Restate the records in their entirety, word for word.

···

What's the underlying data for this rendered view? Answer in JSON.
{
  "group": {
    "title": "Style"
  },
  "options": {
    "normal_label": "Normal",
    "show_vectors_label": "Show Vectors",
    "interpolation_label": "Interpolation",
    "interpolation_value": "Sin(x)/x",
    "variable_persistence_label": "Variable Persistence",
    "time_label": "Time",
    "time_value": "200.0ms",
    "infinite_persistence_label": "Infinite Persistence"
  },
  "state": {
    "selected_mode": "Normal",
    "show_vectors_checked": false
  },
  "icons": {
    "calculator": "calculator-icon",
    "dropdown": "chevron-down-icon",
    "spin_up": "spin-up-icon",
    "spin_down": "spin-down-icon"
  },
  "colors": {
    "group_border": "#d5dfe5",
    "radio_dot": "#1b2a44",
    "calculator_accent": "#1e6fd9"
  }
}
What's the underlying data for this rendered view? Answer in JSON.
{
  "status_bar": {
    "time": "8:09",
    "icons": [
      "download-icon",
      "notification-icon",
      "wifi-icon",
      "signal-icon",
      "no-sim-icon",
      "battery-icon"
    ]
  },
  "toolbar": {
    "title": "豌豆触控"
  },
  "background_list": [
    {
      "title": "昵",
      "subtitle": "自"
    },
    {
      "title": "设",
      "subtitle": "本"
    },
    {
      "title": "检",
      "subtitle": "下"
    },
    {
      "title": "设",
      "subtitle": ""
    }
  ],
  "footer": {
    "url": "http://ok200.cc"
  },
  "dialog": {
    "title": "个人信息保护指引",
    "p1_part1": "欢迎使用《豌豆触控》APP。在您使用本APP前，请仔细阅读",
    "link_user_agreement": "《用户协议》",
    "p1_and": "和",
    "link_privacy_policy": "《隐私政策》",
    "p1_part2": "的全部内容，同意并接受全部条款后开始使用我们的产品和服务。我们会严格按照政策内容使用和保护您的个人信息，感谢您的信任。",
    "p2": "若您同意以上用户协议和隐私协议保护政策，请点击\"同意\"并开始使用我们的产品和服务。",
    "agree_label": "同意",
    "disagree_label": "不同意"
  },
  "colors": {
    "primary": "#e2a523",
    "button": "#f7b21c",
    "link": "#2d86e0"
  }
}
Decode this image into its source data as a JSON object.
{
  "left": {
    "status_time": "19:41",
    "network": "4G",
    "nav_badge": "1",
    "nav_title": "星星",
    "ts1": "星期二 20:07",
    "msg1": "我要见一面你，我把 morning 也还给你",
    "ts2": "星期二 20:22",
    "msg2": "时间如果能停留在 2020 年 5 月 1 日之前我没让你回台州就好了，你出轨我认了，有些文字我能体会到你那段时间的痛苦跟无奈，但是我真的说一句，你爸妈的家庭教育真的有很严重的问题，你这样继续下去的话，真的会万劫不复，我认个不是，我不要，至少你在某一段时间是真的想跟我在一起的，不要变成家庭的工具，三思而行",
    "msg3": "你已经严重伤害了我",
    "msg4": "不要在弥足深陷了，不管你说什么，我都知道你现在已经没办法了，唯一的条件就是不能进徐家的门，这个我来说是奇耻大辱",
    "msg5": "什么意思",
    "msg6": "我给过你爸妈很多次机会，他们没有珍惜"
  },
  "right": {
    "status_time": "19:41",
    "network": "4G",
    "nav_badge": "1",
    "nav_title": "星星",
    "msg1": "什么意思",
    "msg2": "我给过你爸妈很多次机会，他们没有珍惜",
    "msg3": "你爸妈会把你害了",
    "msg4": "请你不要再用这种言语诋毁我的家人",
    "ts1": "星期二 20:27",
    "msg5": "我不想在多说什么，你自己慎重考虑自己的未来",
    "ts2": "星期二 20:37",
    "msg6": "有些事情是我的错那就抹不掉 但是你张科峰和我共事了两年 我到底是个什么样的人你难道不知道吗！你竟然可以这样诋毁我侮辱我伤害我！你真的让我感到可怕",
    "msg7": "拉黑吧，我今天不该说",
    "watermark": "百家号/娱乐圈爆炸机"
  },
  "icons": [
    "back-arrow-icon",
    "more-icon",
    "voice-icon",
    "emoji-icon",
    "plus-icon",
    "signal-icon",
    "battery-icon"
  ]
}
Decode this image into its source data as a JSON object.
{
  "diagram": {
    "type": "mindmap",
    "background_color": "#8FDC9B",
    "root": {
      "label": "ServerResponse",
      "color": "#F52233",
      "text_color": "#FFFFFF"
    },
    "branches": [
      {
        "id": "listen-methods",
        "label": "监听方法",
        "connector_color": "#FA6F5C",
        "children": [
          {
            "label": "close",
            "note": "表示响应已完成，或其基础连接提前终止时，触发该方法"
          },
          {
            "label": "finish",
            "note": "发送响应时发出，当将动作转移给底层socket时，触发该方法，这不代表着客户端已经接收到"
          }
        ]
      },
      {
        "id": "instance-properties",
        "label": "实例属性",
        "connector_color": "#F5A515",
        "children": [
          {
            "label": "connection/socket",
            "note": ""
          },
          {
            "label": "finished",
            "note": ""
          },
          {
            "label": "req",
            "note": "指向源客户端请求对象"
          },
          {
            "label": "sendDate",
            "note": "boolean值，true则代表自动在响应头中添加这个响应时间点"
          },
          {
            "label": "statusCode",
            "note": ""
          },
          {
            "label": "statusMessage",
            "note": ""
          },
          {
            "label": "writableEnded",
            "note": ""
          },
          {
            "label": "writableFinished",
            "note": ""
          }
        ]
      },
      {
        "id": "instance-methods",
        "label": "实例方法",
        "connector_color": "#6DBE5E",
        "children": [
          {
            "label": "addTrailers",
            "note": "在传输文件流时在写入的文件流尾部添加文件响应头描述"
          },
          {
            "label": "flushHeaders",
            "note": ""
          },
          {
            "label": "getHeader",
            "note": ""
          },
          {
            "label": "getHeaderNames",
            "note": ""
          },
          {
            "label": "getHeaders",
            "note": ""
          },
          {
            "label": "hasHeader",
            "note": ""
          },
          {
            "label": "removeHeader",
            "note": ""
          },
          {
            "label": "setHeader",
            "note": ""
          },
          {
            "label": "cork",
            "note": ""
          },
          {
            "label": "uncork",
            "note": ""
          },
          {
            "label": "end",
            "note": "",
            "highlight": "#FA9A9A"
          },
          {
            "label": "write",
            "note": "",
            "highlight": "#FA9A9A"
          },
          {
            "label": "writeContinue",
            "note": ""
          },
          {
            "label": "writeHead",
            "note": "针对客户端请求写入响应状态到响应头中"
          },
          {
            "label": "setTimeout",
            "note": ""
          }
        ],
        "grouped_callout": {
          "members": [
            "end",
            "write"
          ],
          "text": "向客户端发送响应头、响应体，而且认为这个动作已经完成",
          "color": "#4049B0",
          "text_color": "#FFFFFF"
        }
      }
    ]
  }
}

···

**OUTPUT OF THE TASK**
What's the underlying data for this rendered view? Answer in JSON.
{
  "group": {
    "title": "Style"
  },
  "options": {
    "normal_label": "Normal",
    "show_vectors_label": "Show Vectors",
    "interpolation_label": "Interpolation",
    "interpolation_value": "Sin(x)/x",
    "variable_persistence_label": "Variable Persistence",
    "time_label": "Time",
    "time_value": "200.0ms",
    "infinite_persistence_label": "Infinite Persistence"
  },
  "state": {
    "selected_mode": "Normal",
    "show_vectors_checked": false
  },
  "icons": {
    "calculator": "calculator-icon",
    "dropdown": "chevron-down-icon",
    "spin_up": "spin-up-icon",
    "spin_down": "spin-down-icon"
  },
  "colors": {
    "group_border": "#d5dfe5",
    "radio_dot": "#1b2a44",
    "calculator_accent": "#1e6fd9"
  }
}
What's the underlying data for this rendered view? Answer in JSON.
{
  "status_bar": {
    "time": "8:09",
    "icons": [
      "download-icon",
      "notification-icon",
      "wifi-icon",
      "signal-icon",
      "no-sim-icon",
      "battery-icon"
    ]
  },
  "toolbar": {
    "title": "豌豆触控"
  },
  "background_list": [
    {
      "title": "昵",
      "subtitle": "自"
    },
    {
      "title": "设",
      "subtitle": "本"
    },
    {
      "title": "检",
      "subtitle": "下"
    },
    {
      "title": "设",
      "subtitle": ""
    }
  ],
  "footer": {
    "url": "http://ok200.cc"
  },
  "dialog": {
    "title": "个人信息保护指引",
    "p1_part1": "欢迎使用《豌豆触控》APP。在您使用本APP前，请仔细阅读",
    "link_user_agreement": "《用户协议》",
    "p1_and": "和",
    "link_privacy_policy": "《隐私政策》",
    "p1_part2": "的全部内容，同意并接受全部条款后开始使用我们的产品和服务。我们会严格按照政策内容使用和保护您的个人信息，感谢您的信任。",
    "p2": "若您同意以上用户协议和隐私协议保护政策，请点击\"同意\"并开始使用我们的产品和服务。",
    "agree_label": "同意",
    "disagree_label": "不同意"
  },
  "colors": {
    "primary": "#e2a523",
    "button": "#f7b21c",
    "link": "#2d86e0"
  }
}
Decode this image into its source data as a JSON object.
{
  "left": {
    "status_time": "19:41",
    "network": "4G",
    "nav_badge": "1",
    "nav_title": "星星",
    "ts1": "星期二 20:07",
    "msg1": "我要见一面你，我把 morning 也还给你",
    "ts2": "星期二 20:22",
    "msg2": "时间如果能停留在 2020 年 5 月 1 日之前我没让你回台州就好了，你出轨我认了，有些文字我能体会到你那段时间的痛苦跟无奈，但是我真的说一句，你爸妈的家庭教育真的有很严重的问题，你这样继续下去的话，真的会万劫不复，我认个不是，我不要，至少你在某一段时间是真的想跟我在一起的，不要变成家庭的工具，三思而行",
    "msg3": "你已经严重伤害了我",
    "msg4": "不要在弥足深陷了，不管你说什么，我都知道你现在已经没办法了，唯一的条件就是不能进徐家的门，这个我来说是奇耻大辱",
    "msg5": "什么意思",
    "msg6": "我给过你爸妈很多次机会，他们没有珍惜"
  },
  "right": {
    "status_time": "19:41",
    "network": "4G",
    "nav_badge": "1",
    "nav_title": "星星",
    "msg1": "什么意思",
    "msg2": "我给过你爸妈很多次机会，他们没有珍惜",
    "msg3": "你爸妈会把你害了",
    "msg4": "请你不要再用这种言语诋毁我的家人",
    "ts1": "星期二 20:27",
    "msg5": "我不想在多说什么，你自己慎重考虑自己的未来",
    "ts2": "星期二 20:37",
    "msg6": "有些事情是我的错那就抹不掉 但是你张科峰和我共事了两年 我到底是个什么样的人你难道不知道吗！你竟然可以这样诋毁我侮辱我伤害我！你真的让我感到可怕",
    "msg7": "拉黑吧，我今天不该说",
    "watermark": "百家号/娱乐圈爆炸机"
  },
  "icons": [
    "back-arrow-icon",
    "more-icon",
    "voice-icon",
    "emoji-icon",
    "plus-icon",
    "signal-icon",
    "battery-icon"
  ]
}
Decode this image into its source data as a JSON object.
{
  "diagram": {
    "type": "mindmap",
    "background_color": "#8FDC9B",
    "root": {
      "label": "ServerResponse",
      "color": "#F52233",
      "text_color": "#FFFFFF"
    },
    "branches": [
      {
        "id": "listen-methods",
        "label": "监听方法",
        "connector_color": "#FA6F5C",
        "children": [
          {
            "label": "close",
            "note": "表示响应已完成，或其基础连接提前终止时，触发该方法"
          },
          {
            "label": "finish",
            "note": "发送响应时发出，当将动作转移给底层socket时，触发该方法，这不代表着客户端已经接收到"
          }
        ]
      },
      {
        "id": "instance-properties",
        "label": "实例属性",
        "connector_color": "#F5A515",
        "children": [
          {
            "label": "connection/socket",
            "note": ""
          },
          {
            "label": "finished",
            "note": ""
          },
          {
            "label": "req",
            "note": "指向源客户端请求对象"
          },
          {
            "label": "sendDate",
            "note": "boolean值，true则代表自动在响应头中添加这个响应时间点"
          },
          {
            "label": "statusCode",
            "note": ""
          },
          {
            "label": "statusMessage",
            "note": ""
          },
          {
            "label": "writableEnded",
            "note": ""
          },
          {
            "label": "writableFinished",
            "note": ""
          }
        ]
      },
      {
        "id": "instance-methods",
        "label": "实例方法",
        "connector_color": "#6DBE5E",
        "children": [
          {
            "label": "addTrailers",
            "note": "在传输文件流时在写入的文件流尾部添加文件响应头描述"
          },
          {
            "label": "flushHeaders",
            "note": ""
          },
          {
            "label": "getHeader",
            "note": ""
          },
          {
            "label": "getHeaderNames",
            "note": ""
          },
          {
            "label": "getHeaders",
            "note": ""
          },
          {
            "label": "hasHeader",
            "note": ""
          },
          {
            "label": "removeHeader",
            "note": ""
          },
          {
            "label": "setHeader",
            "note": ""
          },
          {
            "label": "cork",
            "note": ""
          },
          {
            "label": "uncork",
            "note": ""
          },
          {
            "label": "end",
            "note": "",
            "highlight": "#FA9A9A"
          },
          {
            "label": "write",
            "note": "",
            "highlight": "#FA9A9A"
          },
          {
            "label": "writeContinue",
            "note": ""
          },
          {
            "label": "writeHead",
            "note": "针对客户端请求写入响应状态到响应头中"
          },
          {
            "label": "setTimeout",
            "note": ""
          }
        ],
        "grouped_callout": {
          "members": [
            "end",
            "write"
          ],
          "text": "向客户端发送响应头、响应体，而且认为这个动作已经完成",
          "color": "#4049B0",
          "text_color": "#FFFFFF"
        }
      }
    ]
  }
}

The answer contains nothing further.